INPUT DATA:
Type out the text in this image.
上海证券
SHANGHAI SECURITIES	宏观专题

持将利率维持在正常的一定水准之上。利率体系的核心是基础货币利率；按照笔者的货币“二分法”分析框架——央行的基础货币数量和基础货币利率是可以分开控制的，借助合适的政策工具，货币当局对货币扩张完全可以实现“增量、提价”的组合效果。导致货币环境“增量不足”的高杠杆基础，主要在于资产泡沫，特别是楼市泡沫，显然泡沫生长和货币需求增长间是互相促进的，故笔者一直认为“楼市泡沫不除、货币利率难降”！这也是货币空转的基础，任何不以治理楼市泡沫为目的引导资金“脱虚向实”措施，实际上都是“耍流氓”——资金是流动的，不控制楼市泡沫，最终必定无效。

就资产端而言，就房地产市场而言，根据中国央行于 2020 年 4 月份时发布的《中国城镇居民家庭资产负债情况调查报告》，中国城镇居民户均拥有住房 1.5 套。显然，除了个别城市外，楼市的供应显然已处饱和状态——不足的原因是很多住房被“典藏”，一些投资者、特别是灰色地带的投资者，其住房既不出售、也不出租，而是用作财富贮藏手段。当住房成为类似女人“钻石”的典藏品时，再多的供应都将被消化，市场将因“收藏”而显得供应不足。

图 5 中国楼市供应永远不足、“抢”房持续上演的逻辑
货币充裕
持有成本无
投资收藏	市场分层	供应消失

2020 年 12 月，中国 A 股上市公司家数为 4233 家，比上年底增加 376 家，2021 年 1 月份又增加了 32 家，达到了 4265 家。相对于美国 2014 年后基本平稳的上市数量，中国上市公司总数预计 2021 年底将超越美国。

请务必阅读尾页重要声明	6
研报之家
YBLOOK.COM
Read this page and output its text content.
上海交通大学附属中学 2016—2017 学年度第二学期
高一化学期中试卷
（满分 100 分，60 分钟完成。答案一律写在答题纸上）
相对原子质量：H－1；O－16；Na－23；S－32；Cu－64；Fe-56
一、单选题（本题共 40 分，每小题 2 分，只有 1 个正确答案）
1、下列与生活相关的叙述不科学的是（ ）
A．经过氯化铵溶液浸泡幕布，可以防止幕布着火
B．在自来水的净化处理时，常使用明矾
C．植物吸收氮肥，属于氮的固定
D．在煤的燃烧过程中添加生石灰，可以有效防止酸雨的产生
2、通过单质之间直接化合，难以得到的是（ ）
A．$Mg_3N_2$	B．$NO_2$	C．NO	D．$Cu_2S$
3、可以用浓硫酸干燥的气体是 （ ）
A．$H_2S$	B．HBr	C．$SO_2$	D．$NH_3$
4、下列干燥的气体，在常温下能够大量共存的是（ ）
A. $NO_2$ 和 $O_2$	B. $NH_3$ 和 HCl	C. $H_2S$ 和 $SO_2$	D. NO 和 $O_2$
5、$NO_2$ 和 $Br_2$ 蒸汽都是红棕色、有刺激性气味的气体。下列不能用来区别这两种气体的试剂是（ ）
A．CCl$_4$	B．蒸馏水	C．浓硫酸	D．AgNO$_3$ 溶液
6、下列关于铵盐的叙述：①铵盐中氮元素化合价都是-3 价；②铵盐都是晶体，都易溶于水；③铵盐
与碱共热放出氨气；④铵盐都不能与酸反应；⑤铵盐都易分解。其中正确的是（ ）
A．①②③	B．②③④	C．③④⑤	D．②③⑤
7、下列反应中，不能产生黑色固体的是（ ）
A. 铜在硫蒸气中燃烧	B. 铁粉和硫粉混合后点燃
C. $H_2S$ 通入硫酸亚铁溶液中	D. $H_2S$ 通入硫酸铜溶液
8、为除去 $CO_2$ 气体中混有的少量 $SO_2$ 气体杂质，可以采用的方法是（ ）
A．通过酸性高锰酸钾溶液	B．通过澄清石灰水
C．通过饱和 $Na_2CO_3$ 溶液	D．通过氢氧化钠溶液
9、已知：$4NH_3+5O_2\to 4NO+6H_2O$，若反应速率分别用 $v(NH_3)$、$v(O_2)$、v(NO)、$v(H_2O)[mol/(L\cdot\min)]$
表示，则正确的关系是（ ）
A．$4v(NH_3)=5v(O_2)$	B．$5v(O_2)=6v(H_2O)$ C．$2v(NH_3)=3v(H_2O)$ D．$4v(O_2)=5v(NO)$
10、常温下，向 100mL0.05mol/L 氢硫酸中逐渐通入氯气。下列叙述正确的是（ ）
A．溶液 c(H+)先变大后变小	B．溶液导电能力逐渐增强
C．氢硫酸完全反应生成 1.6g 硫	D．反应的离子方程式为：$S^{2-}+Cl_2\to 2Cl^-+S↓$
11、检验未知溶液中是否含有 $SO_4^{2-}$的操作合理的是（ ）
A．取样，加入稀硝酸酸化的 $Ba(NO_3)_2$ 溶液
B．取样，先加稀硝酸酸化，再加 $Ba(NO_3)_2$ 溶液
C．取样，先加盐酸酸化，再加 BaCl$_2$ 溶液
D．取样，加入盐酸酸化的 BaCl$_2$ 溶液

AIM OF THE TASK:
Consider the entries above and return each line with the string "this".

WRITTEN SOLUTION:
Type out the text in this image.
Read this page and output its text content.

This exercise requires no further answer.